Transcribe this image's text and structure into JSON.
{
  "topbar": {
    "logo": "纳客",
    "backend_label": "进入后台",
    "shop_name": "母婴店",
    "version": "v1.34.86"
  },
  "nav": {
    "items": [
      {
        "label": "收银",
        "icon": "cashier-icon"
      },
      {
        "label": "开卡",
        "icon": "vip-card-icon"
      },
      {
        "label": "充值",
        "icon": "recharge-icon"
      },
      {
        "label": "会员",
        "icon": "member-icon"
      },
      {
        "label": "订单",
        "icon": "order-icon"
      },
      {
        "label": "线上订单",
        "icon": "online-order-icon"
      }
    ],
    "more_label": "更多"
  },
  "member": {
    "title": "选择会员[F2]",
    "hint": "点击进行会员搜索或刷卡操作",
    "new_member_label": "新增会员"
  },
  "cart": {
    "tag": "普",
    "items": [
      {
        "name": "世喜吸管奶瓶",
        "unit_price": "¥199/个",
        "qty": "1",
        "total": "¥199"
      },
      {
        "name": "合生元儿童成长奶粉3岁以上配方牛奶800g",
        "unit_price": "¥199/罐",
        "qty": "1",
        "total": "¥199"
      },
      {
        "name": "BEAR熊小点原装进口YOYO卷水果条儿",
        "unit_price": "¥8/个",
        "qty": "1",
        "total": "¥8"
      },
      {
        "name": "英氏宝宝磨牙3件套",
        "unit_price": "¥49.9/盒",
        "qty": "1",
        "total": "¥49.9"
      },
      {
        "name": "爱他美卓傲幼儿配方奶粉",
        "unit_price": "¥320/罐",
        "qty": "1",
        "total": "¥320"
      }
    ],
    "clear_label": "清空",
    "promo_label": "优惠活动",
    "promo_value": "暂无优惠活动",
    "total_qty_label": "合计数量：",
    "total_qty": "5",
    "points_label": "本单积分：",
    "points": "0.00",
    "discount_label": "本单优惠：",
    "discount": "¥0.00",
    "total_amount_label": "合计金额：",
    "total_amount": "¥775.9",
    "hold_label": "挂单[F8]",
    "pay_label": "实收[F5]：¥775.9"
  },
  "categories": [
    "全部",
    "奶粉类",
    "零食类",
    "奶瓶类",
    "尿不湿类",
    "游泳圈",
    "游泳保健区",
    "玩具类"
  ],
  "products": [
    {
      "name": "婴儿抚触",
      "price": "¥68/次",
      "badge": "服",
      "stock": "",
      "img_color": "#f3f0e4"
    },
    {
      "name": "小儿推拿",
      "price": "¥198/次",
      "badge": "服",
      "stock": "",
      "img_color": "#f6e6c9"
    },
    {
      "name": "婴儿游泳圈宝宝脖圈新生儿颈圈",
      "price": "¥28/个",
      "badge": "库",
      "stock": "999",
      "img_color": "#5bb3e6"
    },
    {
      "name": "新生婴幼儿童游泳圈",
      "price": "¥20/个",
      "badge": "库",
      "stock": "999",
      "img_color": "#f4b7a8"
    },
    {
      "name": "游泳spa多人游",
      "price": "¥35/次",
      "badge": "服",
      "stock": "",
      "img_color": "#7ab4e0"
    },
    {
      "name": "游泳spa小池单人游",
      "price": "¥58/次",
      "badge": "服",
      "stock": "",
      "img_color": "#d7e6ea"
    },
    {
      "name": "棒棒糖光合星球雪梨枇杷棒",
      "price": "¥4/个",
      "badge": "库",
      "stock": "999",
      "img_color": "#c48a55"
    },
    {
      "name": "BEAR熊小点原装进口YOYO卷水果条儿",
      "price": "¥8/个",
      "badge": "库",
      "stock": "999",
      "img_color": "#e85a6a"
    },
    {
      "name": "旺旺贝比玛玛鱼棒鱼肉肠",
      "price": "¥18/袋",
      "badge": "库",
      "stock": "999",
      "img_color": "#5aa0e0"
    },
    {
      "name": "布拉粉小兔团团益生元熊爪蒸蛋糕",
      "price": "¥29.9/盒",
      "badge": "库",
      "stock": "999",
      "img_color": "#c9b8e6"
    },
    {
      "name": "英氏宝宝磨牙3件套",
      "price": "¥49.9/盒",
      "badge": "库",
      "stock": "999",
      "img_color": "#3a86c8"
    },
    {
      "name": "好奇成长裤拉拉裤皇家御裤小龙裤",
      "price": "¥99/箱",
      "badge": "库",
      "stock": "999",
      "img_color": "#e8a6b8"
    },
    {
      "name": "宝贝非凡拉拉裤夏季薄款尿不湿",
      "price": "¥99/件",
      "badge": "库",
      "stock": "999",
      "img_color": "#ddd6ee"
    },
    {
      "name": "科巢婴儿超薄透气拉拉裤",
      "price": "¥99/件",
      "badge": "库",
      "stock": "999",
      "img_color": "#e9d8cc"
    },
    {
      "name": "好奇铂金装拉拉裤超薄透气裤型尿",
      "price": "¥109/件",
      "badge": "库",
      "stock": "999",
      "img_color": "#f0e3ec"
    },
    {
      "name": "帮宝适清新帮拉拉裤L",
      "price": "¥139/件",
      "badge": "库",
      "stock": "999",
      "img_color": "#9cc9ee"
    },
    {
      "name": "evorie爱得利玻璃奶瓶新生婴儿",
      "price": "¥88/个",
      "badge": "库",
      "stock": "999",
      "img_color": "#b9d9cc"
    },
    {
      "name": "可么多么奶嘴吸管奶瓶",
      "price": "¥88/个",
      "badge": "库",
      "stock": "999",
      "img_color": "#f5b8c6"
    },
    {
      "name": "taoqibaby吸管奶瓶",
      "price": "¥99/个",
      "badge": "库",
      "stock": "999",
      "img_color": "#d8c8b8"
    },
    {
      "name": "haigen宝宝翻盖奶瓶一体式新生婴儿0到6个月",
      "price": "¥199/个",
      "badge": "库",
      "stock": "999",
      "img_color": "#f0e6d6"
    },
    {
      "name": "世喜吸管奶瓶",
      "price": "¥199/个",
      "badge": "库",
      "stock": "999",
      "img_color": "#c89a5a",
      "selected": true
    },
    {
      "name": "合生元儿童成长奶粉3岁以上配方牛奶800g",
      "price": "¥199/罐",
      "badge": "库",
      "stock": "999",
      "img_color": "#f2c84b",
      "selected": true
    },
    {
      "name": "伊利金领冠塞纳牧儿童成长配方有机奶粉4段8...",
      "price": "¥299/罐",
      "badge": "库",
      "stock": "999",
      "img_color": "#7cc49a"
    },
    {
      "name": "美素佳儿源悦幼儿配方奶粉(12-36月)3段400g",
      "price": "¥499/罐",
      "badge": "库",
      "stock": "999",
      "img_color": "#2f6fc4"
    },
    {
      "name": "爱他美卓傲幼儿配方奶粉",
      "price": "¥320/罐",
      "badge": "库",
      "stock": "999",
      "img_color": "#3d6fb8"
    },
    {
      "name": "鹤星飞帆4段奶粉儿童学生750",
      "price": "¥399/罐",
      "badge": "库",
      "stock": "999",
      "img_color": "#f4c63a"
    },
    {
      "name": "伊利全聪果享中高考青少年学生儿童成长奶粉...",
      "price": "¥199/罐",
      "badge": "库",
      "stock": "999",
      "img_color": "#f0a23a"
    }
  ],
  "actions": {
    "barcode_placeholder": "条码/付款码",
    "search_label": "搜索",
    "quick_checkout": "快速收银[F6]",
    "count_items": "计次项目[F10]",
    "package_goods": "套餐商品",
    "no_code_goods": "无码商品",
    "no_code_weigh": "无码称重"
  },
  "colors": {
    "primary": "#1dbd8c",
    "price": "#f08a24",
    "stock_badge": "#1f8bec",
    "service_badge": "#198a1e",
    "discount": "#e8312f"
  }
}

TASK INSTRUCTIONS: Extract the entries above verbatim.

ANSWER BELOW:
Transcribe this image's text and structure into JSON.
{
  "topbar": {
    "logo": "纳客",
    "backend_label": "进入后台",
    "shop_name": "母婴店",
    "version": "v1.34.86"
  },
  "nav": {
    "items": [
      {
        "label": "收银",
        "icon": "cashier-icon"
      },
      {
        "label": "开卡",
        "icon": "vip-card-icon"
      },
      {
        "label": "充值",
        "icon": "recharge-icon"
      },
      {
        "label": "会员",
        "icon": "member-icon"
      },
      {
        "label": "订单",
        "icon": "order-icon"
      },
      {
        "label": "线上订单",
        "icon": "online-order-icon"
      }
    ],
    "more_label": "更多"
  },
  "member": {
    "title": "选择会员[F2]",
    "hint": "点击进行会员搜索或刷卡操作",
    "new_member_label": "新增会员"
  },
  "cart": {
    "tag": "普",
    "items": [
      {
        "name": "世喜吸管奶瓶",
        "unit_price": "¥199/个",
        "qty": "1",
        "total": "¥199"
      },
      {
        "name": "合生元儿童成长奶粉3岁以上配方牛奶800g",
        "unit_price": "¥199/罐",
        "qty": "1",
        "total": "¥199"
      },
      {
        "name": "BEAR熊小点原装进口YOYO卷水果条儿",
        "unit_price": "¥8/个",
        "qty": "1",
        "total": "¥8"
      },
      {
        "name": "英氏宝宝磨牙3件套",
        "unit_price": "¥49.9/盒",
        "qty": "1",
        "total": "¥49.9"
      },
      {
        "name": "爱他美卓傲幼儿配方奶粉",
        "unit_price": "¥320/罐",
        "qty": "1",
        "total": "¥320"
      }
    ],
    "clear_label": "清空",
    "promo_label": "优惠活动",
    "promo_value": "暂无优惠活动",
    "total_qty_label": "合计数量：",
    "total_qty": "5",
    "points_label": "本单积分：",
    "points": "0.00",
    "discount_label": "本单优惠：",
    "discount": "¥0.00",
    "total_amount_label": "合计金额：",
    "total_amount": "¥775.9",
    "hold_label": "挂单[F8]",
    "pay_label": "实收[F5]：¥775.9"
  },
  "categories": [
    "全部",
    "奶粉类",
    "零食类",
    "奶瓶类",
    "尿不湿类",
    "游泳圈",
    "游泳保健区",
    "玩具类"
  ],
  "products": [
    {
      "name": "婴儿抚触",
      "price": "¥68/次",
      "badge": "服",
      "stock": "",
      "img_color": "#f3f0e4"
    },
    {
      "name": "小儿推拿",
      "price": "¥198/次",
      "badge": "服",
      "stock": "",
      "img_color": "#f6e6c9"
    },
    {
      "name": "婴儿游泳圈宝宝脖圈新生儿颈圈",
      "price": "¥28/个",
      "badge": "库",
      "stock": "999",
      "img_color": "#5bb3e6"
    },
    {
      "name": "新生婴幼儿童游泳圈",
      "price": "¥20/个",
      "badge": "库",
      "stock": "999",
      "img_color": "#f4b7a8"
    },
    {
      "name": "游泳spa多人游",
      "price": "¥35/次",
      "badge": "服",
      "stock": "",
      "img_color": "#7ab4e0"
    },
    {
      "name": "游泳spa小池单人游",
      "price": "¥58/次",
      "badge": "服",
      "stock": "",
      "img_color": "#d7e6ea"
    },
    {
      "name": "棒棒糖光合星球雪梨枇杷棒",
      "price": "¥4/个",
      "badge": "库",
      "stock": "999",
      "img_color": "#c48a55"
    },
    {
      "name": "BEAR熊小点原装进口YOYO卷水果条儿",
      "price": "¥8/个",
      "badge": "库",
      "stock": "999",
      "img_color": "#e85a6a"
    },
    {
      "name": "旺旺贝比玛玛鱼棒鱼肉肠",
      "price": "¥18/袋",
      "badge": "库",
      "stock": "999",
      "img_color": "#5aa0e0"
    },
    {
      "name": "布拉粉小兔团团益生元熊爪蒸蛋糕",
      "price": "¥29.9/盒",
      "badge": "库",
      "stock": "999",
      "img_color": "#c9b8e6"
    },
    {
      "name": "英氏宝宝磨牙3件套",
      "price": "¥49.9/盒",
      "badge": "库",
      "stock": "999",
      "img_color": "#3a86c8"
    },
    {
      "name": "好奇成长裤拉拉裤皇家御裤小龙裤",
      "price": "¥99/箱",
      "badge": "库",
      "stock": "999",
      "img_color": "#e8a6b8"
    },
    {
      "name": "宝贝非凡拉拉裤夏季薄款尿不湿",
      "price": "¥99/件",
      "badge": "库",
      "stock": "999",
      "img_color": "#ddd6ee"
    },
    {
      "name": "科巢婴儿超薄透气拉拉裤",
      "price": "¥99/件",
      "badge": "库",
      "stock": "999",
      "img_color": "#e9d8cc"
    },
    {
      "name": "好奇铂金装拉拉裤超薄透气裤型尿",
      "price": "¥109/件",
      "badge": "库",
      "stock": "999",
      "img_color": "#f0e3ec"
    },
    {
      "name": "帮宝适清新帮拉拉裤L",
      "price": "¥139/件",
      "badge": "库",
      "stock": "999",
      "img_color": "#9cc9ee"
    },
    {
      "name": "evorie爱得利玻璃奶瓶新生婴儿",
      "price": "¥88/个",
      "badge": "库",
      "stock": "999",
      "img_color": "#b9d9cc"
    },
    {
      "name": "可么多么奶嘴吸管奶瓶",
      "price": "¥88/个",
      "badge": "库",
      "stock": "999",
      "img_color": "#f5b8c6"
    },
    {
      "name": "taoqibaby吸管奶瓶",
      "price": "¥99/个",
      "badge": "库",
      "stock": "999",
      "img_color": "#d8c8b8"
    },
    {
      "name": "haigen宝宝翻盖奶瓶一体式新生婴儿0到6个月",
      "price": "¥199/个",
      "badge": "库",
      "stock": "999",
      "img_color": "#f0e6d6"
    },
    {
      "name": "世喜吸管奶瓶",
      "price": "¥199/个",
      "badge": "库",
      "stock": "999",
      "img_color": "#c89a5a",
      "selected": true
    },
    {
      "name": "合生元儿童成长奶粉3岁以上配方牛奶800g",
      "price": "¥199/罐",
      "badge": "库",
      "stock": "999",
      "img_color": "#f2c84b",
      "selected": true
    },
    {
      "name": "伊利金领冠塞纳牧儿童成长配方有机奶粉4段8...",
      "price": "¥299/罐",
      "badge": "库",
      "stock": "999",
      "img_color": "#7cc49a"
    },
    {
      "name": "美素佳儿源悦幼儿配方奶粉(12-36月)3段400g",
      "price": "¥499/罐",
      "badge": "库",
      "stock": "999",
      "img_color": "#2f6fc4"
    },
    {
      "name": "爱他美卓傲幼儿配方奶粉",
      "price": "¥320/罐",
      "badge": "库",
      "stock": "999",
      "img_color": "#3d6fb8"
    },
    {
      "name": "鹤星飞帆4段奶粉儿童学生750",
      "price": "¥399/罐",
      "badge": "库",
      "stock": "999",
      "img_color": "#f4c63a"
    },
    {
      "name": "伊利全聪果享中高考青少年学生儿童成长奶粉...",
      "price": "¥199/罐",
      "badge": "库",
      "stock": "999",
      "img_color": "#f0a23a"
    }
  ],
  "actions": {
    "barcode_placeholder": "条码/付款码",
    "search_label": "搜索",
    "quick_checkout": "快速收银[F6]",
    "count_items": "计次项目[F10]",
    "package_goods": "套餐商品",
    "no_code_goods": "无码商品",
    "no_code_weigh": "无码称重"
  },
  "colors": {
    "primary": "#1dbd8c",
    "price": "#f08a24",
    "stock_badge": "#1f8bec",
    "service_badge": "#198a1e",
    "discount": "#e8312f"
  }
}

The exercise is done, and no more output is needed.